Dataset records:
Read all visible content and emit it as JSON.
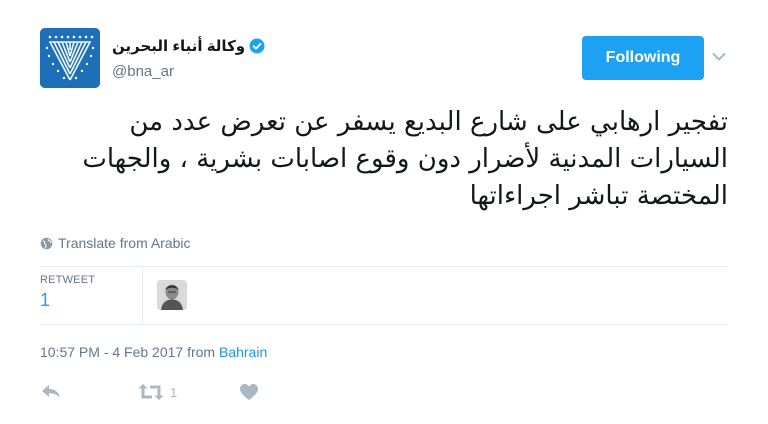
{
  "user": {
    "display_name": "وكالة أنباء البحرين",
    "handle": "@bna_ar",
    "verified": true
  },
  "header": {
    "follow_label": "Following",
    "caret_icon": "chevron-down-icon"
  },
  "tweet": {
    "text": "تفجير ارهابي على شارع البديع يسفر عن تعرض عدد من السيارات المدنية لأضرار دون وقوع اصابات بشرية ، والجهات المختصة تباشر اجراءاتها",
    "translate_label": "Translate from Arabic"
  },
  "stats": {
    "retweet_label": "RETWEET",
    "retweet_count": "1"
  },
  "meta": {
    "time": "10:57 PM - 4 Feb 2017",
    "from_label": "from",
    "location": "Bahrain"
  },
  "actions": {
    "retweet_count": "1"
  },
  "colors": {
    "accent": "#1da1f2",
    "link": "#1b95e0",
    "muted": "#657786",
    "icon": "#aab8c2",
    "avatar_bg": "#1d6fb8"
  }
}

» **WRITTEN INSTRUCTION**: Report how many lines in the data contain the word "from", with no words besides the number.

» **RESPONSE**: 2